**DESCRIPTION OF THE TASK**
Examine the records and identify each line that includes the string "Ecuador". Copy those lines.

* Start *

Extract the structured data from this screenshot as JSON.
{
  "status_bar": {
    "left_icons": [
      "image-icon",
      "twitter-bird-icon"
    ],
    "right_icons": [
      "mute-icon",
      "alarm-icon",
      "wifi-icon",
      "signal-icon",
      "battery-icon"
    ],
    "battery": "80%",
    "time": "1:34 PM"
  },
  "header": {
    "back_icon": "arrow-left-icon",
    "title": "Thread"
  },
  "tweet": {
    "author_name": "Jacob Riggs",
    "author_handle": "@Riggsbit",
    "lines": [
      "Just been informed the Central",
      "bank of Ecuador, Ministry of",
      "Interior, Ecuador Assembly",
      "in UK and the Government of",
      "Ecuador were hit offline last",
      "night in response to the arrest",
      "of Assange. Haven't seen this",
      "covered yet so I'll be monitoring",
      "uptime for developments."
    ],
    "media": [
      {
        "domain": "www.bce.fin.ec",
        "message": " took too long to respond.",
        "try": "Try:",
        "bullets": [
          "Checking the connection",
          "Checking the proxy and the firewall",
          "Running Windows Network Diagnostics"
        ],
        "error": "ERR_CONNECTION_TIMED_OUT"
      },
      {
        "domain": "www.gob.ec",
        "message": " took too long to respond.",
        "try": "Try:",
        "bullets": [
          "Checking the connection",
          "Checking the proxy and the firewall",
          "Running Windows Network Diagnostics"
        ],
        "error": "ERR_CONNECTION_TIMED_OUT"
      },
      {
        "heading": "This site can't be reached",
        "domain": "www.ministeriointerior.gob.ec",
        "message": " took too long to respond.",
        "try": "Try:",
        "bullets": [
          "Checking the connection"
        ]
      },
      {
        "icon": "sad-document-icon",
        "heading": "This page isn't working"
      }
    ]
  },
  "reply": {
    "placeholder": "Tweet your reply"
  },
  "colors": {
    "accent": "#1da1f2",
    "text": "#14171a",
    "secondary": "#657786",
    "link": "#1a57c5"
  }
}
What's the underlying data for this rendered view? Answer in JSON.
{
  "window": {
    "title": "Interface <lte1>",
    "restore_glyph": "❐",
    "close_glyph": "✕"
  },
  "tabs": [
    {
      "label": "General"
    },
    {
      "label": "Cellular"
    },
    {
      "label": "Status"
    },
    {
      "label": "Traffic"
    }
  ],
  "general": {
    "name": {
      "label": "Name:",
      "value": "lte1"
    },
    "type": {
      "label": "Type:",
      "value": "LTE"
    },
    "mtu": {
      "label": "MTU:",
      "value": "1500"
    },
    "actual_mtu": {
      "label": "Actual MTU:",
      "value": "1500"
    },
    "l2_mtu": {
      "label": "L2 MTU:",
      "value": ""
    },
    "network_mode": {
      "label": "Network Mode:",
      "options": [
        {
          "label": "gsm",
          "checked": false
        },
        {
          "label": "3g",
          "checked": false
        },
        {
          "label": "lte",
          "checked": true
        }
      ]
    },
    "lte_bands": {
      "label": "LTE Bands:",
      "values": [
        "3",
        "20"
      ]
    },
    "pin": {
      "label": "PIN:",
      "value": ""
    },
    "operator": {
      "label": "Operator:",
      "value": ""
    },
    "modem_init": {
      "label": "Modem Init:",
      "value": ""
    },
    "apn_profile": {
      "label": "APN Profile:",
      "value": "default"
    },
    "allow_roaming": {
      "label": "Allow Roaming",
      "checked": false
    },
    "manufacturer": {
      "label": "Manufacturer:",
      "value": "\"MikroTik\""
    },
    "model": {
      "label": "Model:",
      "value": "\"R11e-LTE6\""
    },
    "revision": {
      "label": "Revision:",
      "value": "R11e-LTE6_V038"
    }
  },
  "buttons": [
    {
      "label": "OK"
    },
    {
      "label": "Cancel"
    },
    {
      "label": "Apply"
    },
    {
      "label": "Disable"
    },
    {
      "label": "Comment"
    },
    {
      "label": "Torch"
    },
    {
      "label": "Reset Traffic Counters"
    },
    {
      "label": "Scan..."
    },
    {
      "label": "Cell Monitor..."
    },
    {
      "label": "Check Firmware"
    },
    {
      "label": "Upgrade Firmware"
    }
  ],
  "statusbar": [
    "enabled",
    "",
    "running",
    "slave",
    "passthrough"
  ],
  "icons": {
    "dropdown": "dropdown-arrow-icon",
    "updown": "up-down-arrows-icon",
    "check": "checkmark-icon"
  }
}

* End *

**WRITTEN RESPONSE**
      "bank of Ecuador, Ministry of",
      "Interior, Ecuador Assembly",
      "Ecuador were hit offline last",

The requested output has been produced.